= Dataset records =

▶

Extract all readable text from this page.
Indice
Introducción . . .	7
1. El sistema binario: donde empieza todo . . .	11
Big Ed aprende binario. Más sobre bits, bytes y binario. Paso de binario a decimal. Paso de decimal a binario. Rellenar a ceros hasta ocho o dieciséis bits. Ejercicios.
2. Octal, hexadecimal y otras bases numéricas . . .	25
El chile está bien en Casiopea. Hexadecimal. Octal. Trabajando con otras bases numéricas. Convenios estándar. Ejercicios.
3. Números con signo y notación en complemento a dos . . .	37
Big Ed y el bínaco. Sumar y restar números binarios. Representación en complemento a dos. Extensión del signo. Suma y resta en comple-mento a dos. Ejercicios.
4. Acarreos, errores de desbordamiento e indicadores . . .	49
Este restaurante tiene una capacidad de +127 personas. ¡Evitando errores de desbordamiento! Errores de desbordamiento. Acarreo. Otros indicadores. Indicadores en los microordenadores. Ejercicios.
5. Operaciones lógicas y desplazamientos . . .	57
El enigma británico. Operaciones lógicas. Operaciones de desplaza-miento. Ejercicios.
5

◀
▶

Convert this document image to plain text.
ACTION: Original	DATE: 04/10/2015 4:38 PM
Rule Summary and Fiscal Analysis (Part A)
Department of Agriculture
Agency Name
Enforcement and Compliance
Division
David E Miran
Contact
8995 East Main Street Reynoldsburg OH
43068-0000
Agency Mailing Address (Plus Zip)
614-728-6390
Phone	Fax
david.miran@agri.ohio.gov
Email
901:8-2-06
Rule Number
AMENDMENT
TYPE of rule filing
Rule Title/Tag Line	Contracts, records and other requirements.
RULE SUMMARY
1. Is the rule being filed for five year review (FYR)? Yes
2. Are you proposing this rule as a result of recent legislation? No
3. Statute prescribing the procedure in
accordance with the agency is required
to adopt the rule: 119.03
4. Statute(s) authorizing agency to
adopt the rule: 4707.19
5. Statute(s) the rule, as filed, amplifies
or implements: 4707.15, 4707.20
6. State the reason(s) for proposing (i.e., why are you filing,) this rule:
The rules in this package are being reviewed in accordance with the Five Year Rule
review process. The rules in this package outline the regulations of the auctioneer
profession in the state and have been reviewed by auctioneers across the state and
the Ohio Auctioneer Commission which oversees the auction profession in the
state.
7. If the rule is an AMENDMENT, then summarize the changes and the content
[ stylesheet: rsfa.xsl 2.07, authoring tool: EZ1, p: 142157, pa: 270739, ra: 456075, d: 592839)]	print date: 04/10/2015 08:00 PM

◀

Pick out the lines containing the string "with".

= Result of the exercise =
accordance with the agency is required
The rules in this package are being reviewed in accordance with the Five Year Rule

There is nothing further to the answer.